• [Exercise brief] Please copy every line of the records below word for word.

Spatial layout data

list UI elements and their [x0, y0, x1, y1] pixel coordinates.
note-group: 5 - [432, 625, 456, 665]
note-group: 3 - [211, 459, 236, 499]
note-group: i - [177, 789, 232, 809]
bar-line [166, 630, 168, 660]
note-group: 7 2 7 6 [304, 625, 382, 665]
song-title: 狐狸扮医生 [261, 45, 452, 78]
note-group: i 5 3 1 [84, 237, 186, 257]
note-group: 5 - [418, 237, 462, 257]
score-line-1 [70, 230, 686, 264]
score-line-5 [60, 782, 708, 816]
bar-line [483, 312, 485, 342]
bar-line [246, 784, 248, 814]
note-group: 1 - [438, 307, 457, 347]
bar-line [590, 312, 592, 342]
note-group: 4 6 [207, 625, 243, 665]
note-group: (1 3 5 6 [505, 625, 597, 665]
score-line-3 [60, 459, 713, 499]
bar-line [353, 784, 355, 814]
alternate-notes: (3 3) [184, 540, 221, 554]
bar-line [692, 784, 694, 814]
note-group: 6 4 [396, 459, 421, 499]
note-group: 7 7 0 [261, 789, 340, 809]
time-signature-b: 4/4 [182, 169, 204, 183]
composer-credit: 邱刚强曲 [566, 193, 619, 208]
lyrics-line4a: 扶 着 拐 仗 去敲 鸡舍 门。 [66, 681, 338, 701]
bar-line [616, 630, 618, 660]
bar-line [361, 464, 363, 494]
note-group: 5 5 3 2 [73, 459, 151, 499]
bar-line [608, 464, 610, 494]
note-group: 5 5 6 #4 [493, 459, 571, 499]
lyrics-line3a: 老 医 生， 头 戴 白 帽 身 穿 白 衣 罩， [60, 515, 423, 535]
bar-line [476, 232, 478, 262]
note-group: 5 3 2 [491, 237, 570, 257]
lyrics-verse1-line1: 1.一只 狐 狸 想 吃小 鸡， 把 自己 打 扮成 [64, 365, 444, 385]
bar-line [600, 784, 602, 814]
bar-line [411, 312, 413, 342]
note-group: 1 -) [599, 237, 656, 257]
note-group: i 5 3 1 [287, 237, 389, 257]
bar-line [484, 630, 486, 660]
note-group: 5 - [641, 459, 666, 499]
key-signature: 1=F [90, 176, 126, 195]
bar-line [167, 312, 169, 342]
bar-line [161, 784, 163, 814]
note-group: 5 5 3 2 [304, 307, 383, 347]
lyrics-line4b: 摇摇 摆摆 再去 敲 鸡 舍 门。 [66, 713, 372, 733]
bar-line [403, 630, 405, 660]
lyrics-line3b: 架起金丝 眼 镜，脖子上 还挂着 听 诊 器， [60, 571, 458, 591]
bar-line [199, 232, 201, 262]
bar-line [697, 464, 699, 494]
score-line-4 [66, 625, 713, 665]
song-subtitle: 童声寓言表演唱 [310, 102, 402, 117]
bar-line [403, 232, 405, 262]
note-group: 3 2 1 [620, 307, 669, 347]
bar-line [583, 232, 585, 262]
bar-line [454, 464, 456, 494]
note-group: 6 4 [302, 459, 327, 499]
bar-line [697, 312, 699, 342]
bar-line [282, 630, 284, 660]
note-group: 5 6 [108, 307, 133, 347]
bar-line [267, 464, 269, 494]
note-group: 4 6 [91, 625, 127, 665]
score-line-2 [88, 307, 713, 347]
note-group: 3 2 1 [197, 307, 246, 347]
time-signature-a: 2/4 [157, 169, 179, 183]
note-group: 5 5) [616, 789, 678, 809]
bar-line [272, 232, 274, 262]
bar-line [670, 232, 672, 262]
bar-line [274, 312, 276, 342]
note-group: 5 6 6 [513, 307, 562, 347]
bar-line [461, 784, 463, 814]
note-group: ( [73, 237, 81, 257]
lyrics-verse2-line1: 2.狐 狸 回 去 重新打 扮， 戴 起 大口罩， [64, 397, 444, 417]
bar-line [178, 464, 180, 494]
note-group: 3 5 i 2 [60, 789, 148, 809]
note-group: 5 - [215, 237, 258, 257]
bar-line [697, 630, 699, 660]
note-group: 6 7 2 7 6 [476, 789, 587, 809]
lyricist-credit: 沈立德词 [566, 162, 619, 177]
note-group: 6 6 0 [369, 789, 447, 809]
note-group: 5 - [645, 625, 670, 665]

• [Answer to this task]
list UI elements and their [x0, y0, x1, y1] pixel coordinates.
note-group: 5 - [432, 625, 456, 665]
note-group: 3 - [211, 459, 236, 499]
note-group: i - [177, 789, 232, 809]
bar-line [166, 630, 168, 660]
note-group: 7 2 7 6 [304, 625, 382, 665]
song-title: 狐狸扮医生 [261, 45, 452, 78]
note-group: i 5 3 1 [84, 237, 186, 257]
note-group: 5 - [418, 237, 462, 257]
score-line-1 [70, 230, 686, 264]
score-line-5 [60, 782, 708, 816]
bar-line [483, 312, 485, 342]
bar-line [246, 784, 248, 814]
note-group: 1 - [438, 307, 457, 347]
bar-line [590, 312, 592, 342]
note-group: 4 6 [207, 625, 243, 665]
note-group: (1 3 5 6 [505, 625, 597, 665]
score-line-3 [60, 459, 713, 499]
bar-line [353, 784, 355, 814]
alternate-notes: (3 3) [184, 540, 221, 554]
bar-line [692, 784, 694, 814]
note-group: 6 4 [396, 459, 421, 499]
note-group: 7 7 0 [261, 789, 340, 809]
time-signature-b: 4/4 [182, 169, 204, 183]
composer-credit: 邱刚强曲 [566, 193, 619, 208]
lyrics-line4a: 扶 着 拐 仗 去敲 鸡舍 门。 [66, 681, 338, 701]
bar-line [616, 630, 618, 660]
bar-line [361, 464, 363, 494]
note-group: 5 5 3 2 [73, 459, 151, 499]
bar-line [608, 464, 610, 494]
note-group: 5 5 6 #4 [493, 459, 571, 499]
lyrics-line3a: 老 医 生， 头 戴 白 帽 身 穿 白 衣 罩， [60, 515, 423, 535]
bar-line [476, 232, 478, 262]
note-group: 5 3 2 [491, 237, 570, 257]
lyrics-verse1-line1: 1.一只 狐 狸 想 吃小 鸡， 把 自己 打 扮成 [64, 365, 444, 385]
bar-line [600, 784, 602, 814]
bar-line [411, 312, 413, 342]
note-group: 1 -) [599, 237, 656, 257]
note-group: i 5 3 1 [287, 237, 389, 257]
bar-line [484, 630, 486, 660]
note-group: 5 - [641, 459, 666, 499]
key-signature: 1=F [90, 176, 126, 195]
bar-line [167, 312, 169, 342]
bar-line [161, 784, 163, 814]
note-group: 5 5 3 2 [304, 307, 383, 347]
lyrics-line4b: 摇摇 摆摆 再去 敲 鸡 舍 门。 [66, 713, 372, 733]
bar-line [403, 630, 405, 660]
lyrics-line3b: 架起金丝 眼 镜，脖子上 还挂着 听 诊 器， [60, 571, 458, 591]
bar-line [199, 232, 201, 262]
bar-line [697, 464, 699, 494]
score-line-4 [66, 625, 713, 665]
song-subtitle: 童声寓言表演唱 [310, 102, 402, 117]
bar-line [403, 232, 405, 262]
note-group: 3 2 1 [620, 307, 669, 347]
bar-line [583, 232, 585, 262]
bar-line [454, 464, 456, 494]
note-group: 6 4 [302, 459, 327, 499]
bar-line [697, 312, 699, 342]
bar-line [282, 630, 284, 660]
note-group: 5 6 [108, 307, 133, 347]
bar-line [267, 464, 269, 494]
note-group: 4 6 [91, 625, 127, 665]
score-line-2 [88, 307, 713, 347]
note-group: 3 2 1 [197, 307, 246, 347]
time-signature-a: 2/4 [157, 169, 179, 183]
note-group: 5 5) [616, 789, 678, 809]
bar-line [272, 232, 274, 262]
bar-line [670, 232, 672, 262]
bar-line [274, 312, 276, 342]
note-group: 5 6 6 [513, 307, 562, 347]
bar-line [461, 784, 463, 814]
note-group: ( [73, 237, 81, 257]
lyrics-verse2-line1: 2.狐 狸 回 去 重新打 扮， 戴 起 大口罩， [64, 397, 444, 417]
bar-line [178, 464, 180, 494]
note-group: 3 5 i 2 [60, 789, 148, 809]
note-group: 5 - [215, 237, 258, 257]
bar-line [697, 630, 699, 660]
note-group: 6 7 2 7 6 [476, 789, 587, 809]
lyricist-credit: 沈立德词 [566, 162, 619, 177]
note-group: 6 6 0 [369, 789, 447, 809]
note-group: 5 - [645, 625, 670, 665]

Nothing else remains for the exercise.